*GIVEN EXERCISE*:
Return the listing below verbatim. Pictures do not belong in the copy.

*RECORDS FOR THE TASK*:
+===+

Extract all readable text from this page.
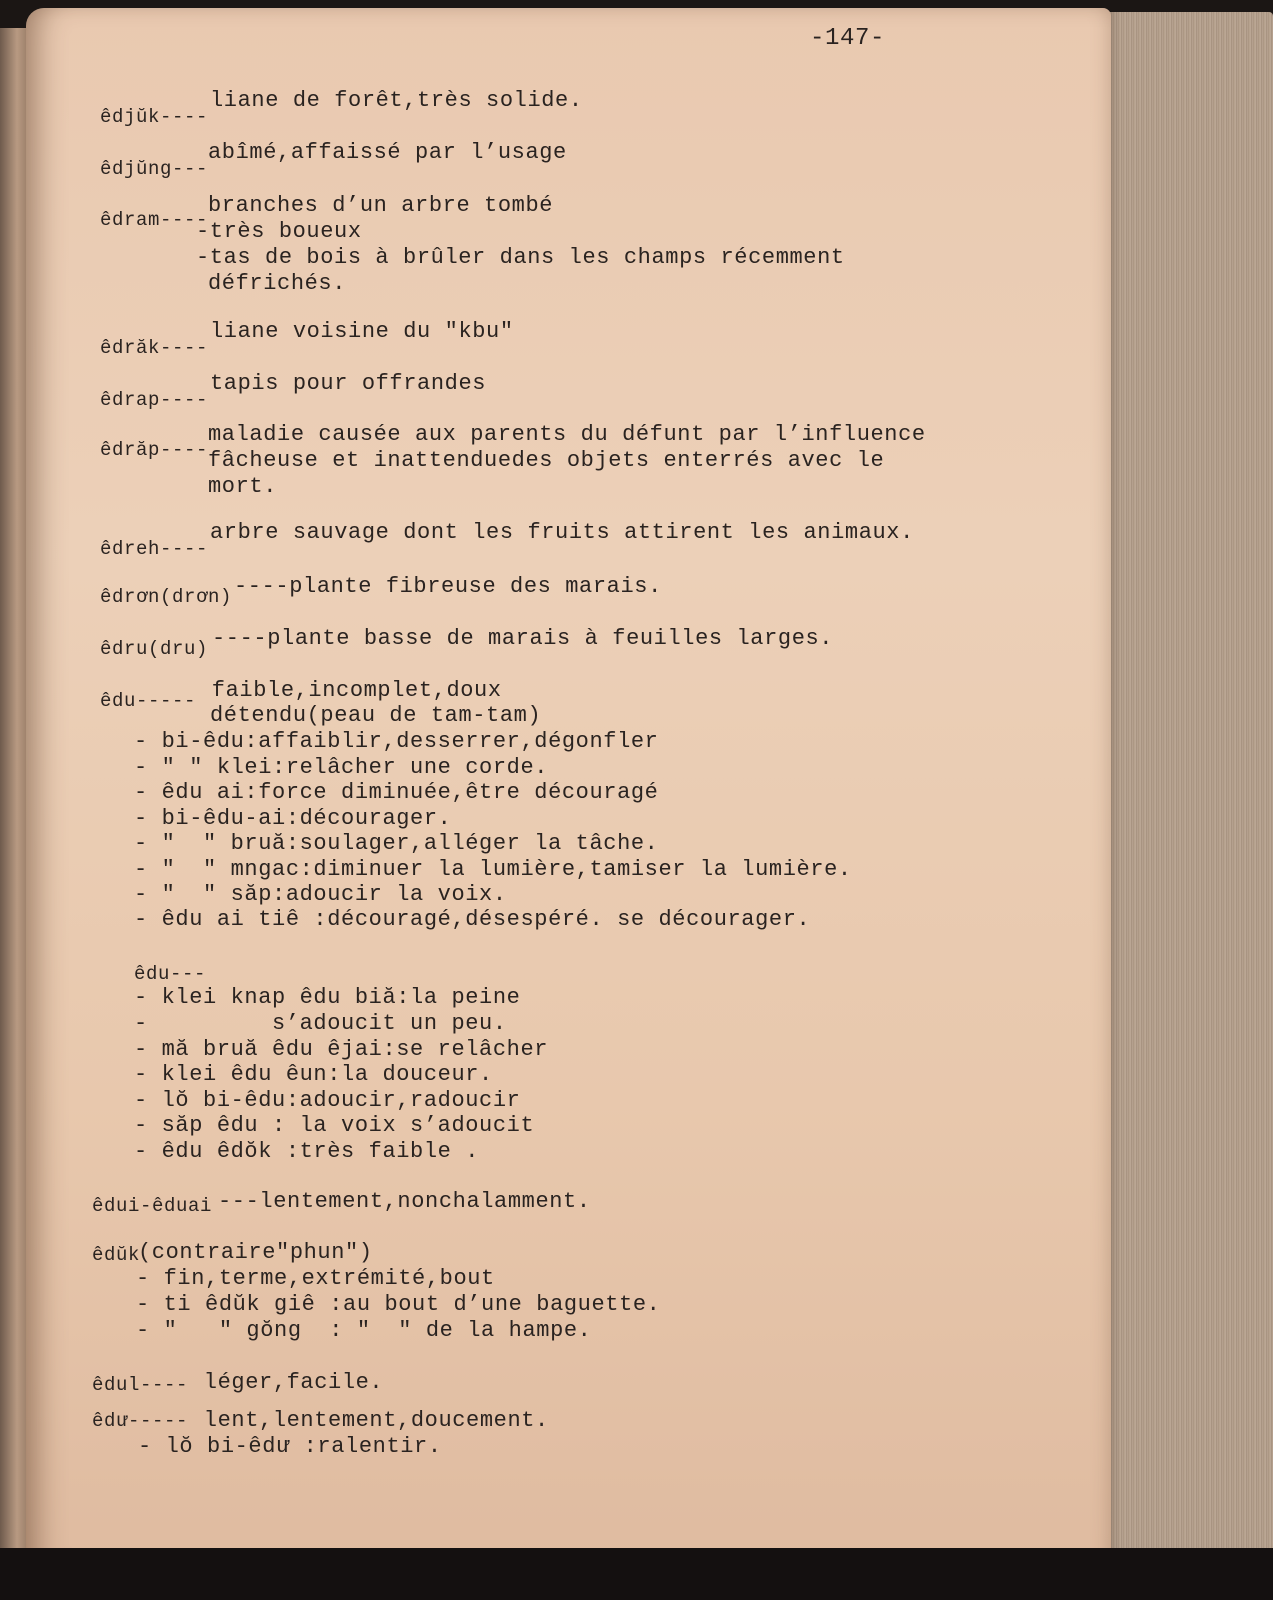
-147-
êdjŭk----
liane de forêt,très solide.
êdjŭng---
abîmé,affaissé par l’usage
êdram----
branches d’un arbre tombé
-très boueux
-tas de bois à brûler dans les champs récemment
défrichés.
êdrăk----
liane voisine du "kbu"
êdrap----
tapis pour offrandes
êdrăp----
maladie causée aux parents du défunt par l’influence
fâcheuse et inattenduedes objets enterrés avec le
mort.
êdreh----
arbre sauvage dont les fruits attirent les animaux.
êdrơn(drơn) ----plante fibreuse des marais.
êdru(dru) ----plante basse de marais à feuilles larges.
êdu----- faible,incomplet,doux
détendu(peau de tam-tam)
- bi-êdu:affaiblir,desserrer,dégonfler
- " " klei:relâcher une corde.
- êdu ai:force diminuée,être découragé
- bi-êdu-ai:décourager.
- "  " bruă:soulager,alléger la tâche.
- "  " mngac:diminuer la lumière,tamiser la lumière.
- "  " săp:adoucir la voix.
- êdu ai tiê :découragé,désespéré. se décourager.
êdu---
- klei knap êdu biă:la peine
-         s’adoucit un peu.
- mă bruă êdu êjai:se relâcher
- klei êdu êun:la douceur.
- lŏ bi-êdu:adoucir,radoucir
- săp êdu : la voix s’adoucit
- êdu êdŏk :très faible .
êdui-êduai ---lentement,nonchalamment.
êdŭk
(contraire"phun")
- fin,terme,extrémité,bout
- ti êdŭk giê :au bout d’une baguette.
- "   " gŏng  : "  " de la hampe.
êdul---- léger,facile.
êdư----- lent,lentement,doucement.
- lŏ bi-êdư :ralentir.
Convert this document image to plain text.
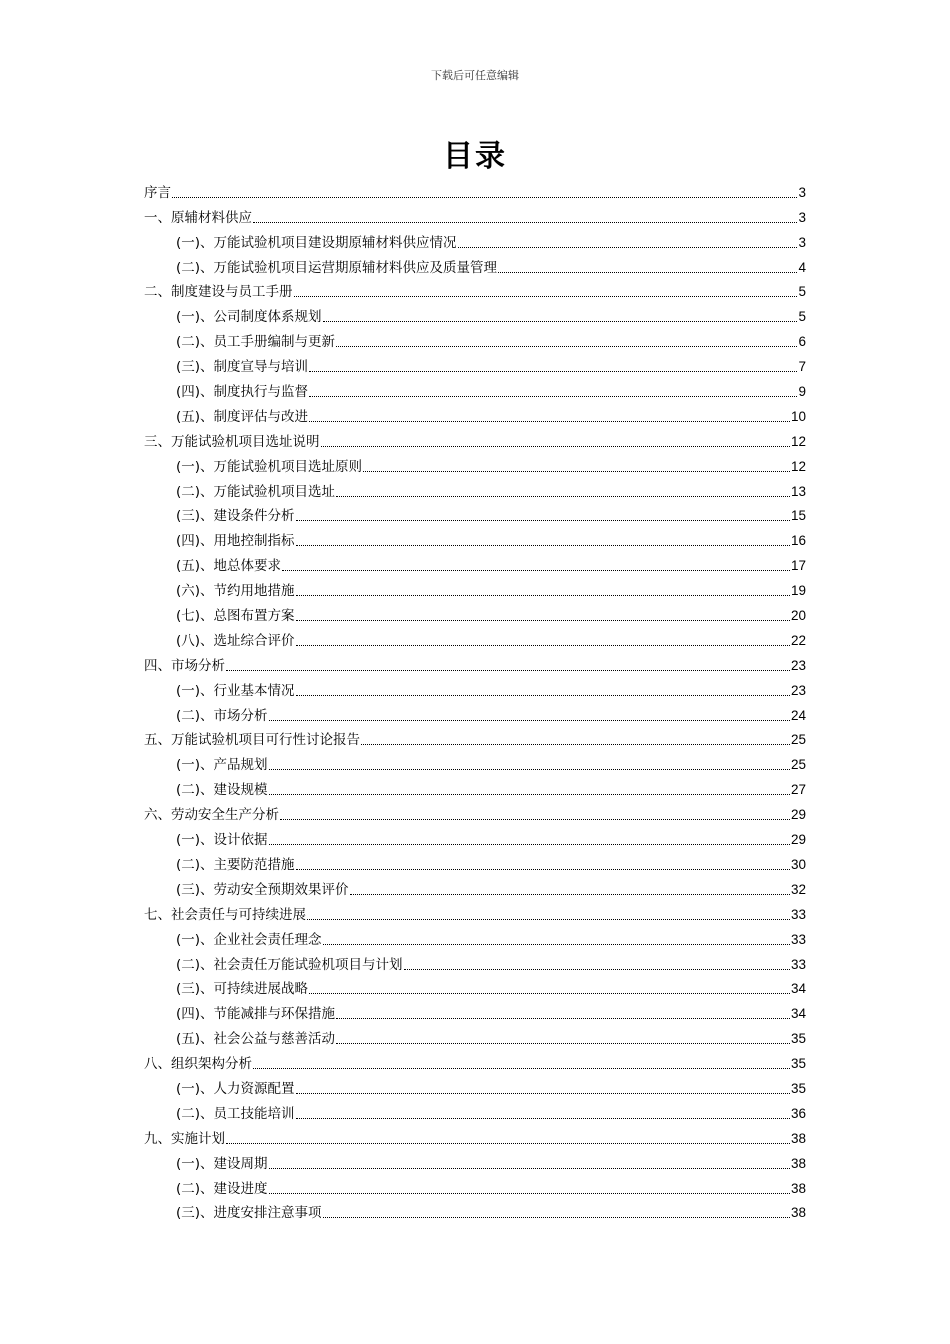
下载后可任意编辑
目录
序言	3
一、原辅材料供应	3
(一)、万能试验机项目建设期原辅材料供应情况	3
(二)、万能试验机项目运营期原辅材料供应及质量管理	4
二、制度建设与员工手册	5
(一)、公司制度体系规划	5
(二)、员工手册编制与更新	6
(三)、制度宣导与培训	7
(四)、制度执行与监督	9
(五)、制度评估与改进	10
三、万能试验机项目选址说明	12
(一)、万能试验机项目选址原则	12
(二)、万能试验机项目选址	13
(三)、建设条件分析	15
(四)、用地控制指标	16
(五)、地总体要求	17
(六)、节约用地措施	19
(七)、总图布置方案	20
(八)、选址综合评价	22
四、市场分析	23
(一)、行业基本情况	23
(二)、市场分析	24
五、万能试验机项目可行性讨论报告	25
(一)、产品规划	25
(二)、建设规模	27
六、劳动安全生产分析	29
(一)、设计依据	29
(二)、主要防范措施	30
(三)、劳动安全预期效果评价	32
七、社会责任与可持续进展	33
(一)、企业社会责任理念	33
(二)、社会责任万能试验机项目与计划	33
(三)、可持续进展战略	34
(四)、节能减排与环保措施	34
(五)、社会公益与慈善活动	35
八、组织架构分析	35
(一)、人力资源配置	35
(二)、员工技能培训	36
九、实施计划	38
(一)、建设周期	38
(二)、建设进度	38
(三)、进度安排注意事项	38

+===+

*REPLY*:
Extract all readable text from this page.
-147-
êdjŭk----
liane de forêt,très solide.
êdjŭng---
abîmé,affaissé par l’usage
êdram----
branches d’un arbre tombé
-très boueux
-tas de bois à brûler dans les champs récemment
défrichés.
êdrăk----
liane voisine du "kbu"
êdrap----
tapis pour offrandes
êdrăp----
maladie causée aux parents du défunt par l’influence
fâcheuse et inattenduedes objets enterrés avec le
mort.
êdreh----
arbre sauvage dont les fruits attirent les animaux.
êdrơn(drơn) ----plante fibreuse des marais.
êdru(dru) ----plante basse de marais à feuilles larges.
êdu----- faible,incomplet,doux
détendu(peau de tam-tam)
- bi-êdu:affaiblir,desserrer,dégonfler
- " " klei:relâcher une corde.
- êdu ai:force diminuée,être découragé
- bi-êdu-ai:décourager.
- "  " bruă:soulager,alléger la tâche.
- "  " mngac:diminuer la lumière,tamiser la lumière.
- "  " săp:adoucir la voix.
- êdu ai tiê :découragé,désespéré. se décourager.
êdu---
- klei knap êdu biă:la peine
-         s’adoucit un peu.
- mă bruă êdu êjai:se relâcher
- klei êdu êun:la douceur.
- lŏ bi-êdu:adoucir,radoucir
- săp êdu : la voix s’adoucit
- êdu êdŏk :très faible .
êdui-êduai ---lentement,nonchalamment.
êdŭk
(contraire"phun")
- fin,terme,extrémité,bout
- ti êdŭk giê :au bout d’une baguette.
- "   " gŏng  : "  " de la hampe.
êdul---- léger,facile.
êdư----- lent,lentement,doucement.
- lŏ bi-êdư :ralentir.
Convert this document image to plain text.
下载后可任意编辑
目录
序言	3
一、原辅材料供应	3
(一)、万能试验机项目建设期原辅材料供应情况	3
(二)、万能试验机项目运营期原辅材料供应及质量管理	4
二、制度建设与员工手册	5
(一)、公司制度体系规划	5
(二)、员工手册编制与更新	6
(三)、制度宣导与培训	7
(四)、制度执行与监督	9
(五)、制度评估与改进	10
三、万能试验机项目选址说明	12
(一)、万能试验机项目选址原则	12
(二)、万能试验机项目选址	13
(三)、建设条件分析	15
(四)、用地控制指标	16
(五)、地总体要求	17
(六)、节约用地措施	19
(七)、总图布置方案	20
(八)、选址综合评价	22
四、市场分析	23
(一)、行业基本情况	23
(二)、市场分析	24
五、万能试验机项目可行性讨论报告	25
(一)、产品规划	25
(二)、建设规模	27
六、劳动安全生产分析	29
(一)、设计依据	29
(二)、主要防范措施	30
(三)、劳动安全预期效果评价	32
七、社会责任与可持续进展	33
(一)、企业社会责任理念	33
(二)、社会责任万能试验机项目与计划	33
(三)、可持续进展战略	34
(四)、节能减排与环保措施	34
(五)、社会公益与慈善活动	35
八、组织架构分析	35
(一)、人力资源配置	35
(二)、员工技能培训	36
九、实施计划	38
(一)、建设周期	38
(二)、建设进度	38
(三)、进度安排注意事项	38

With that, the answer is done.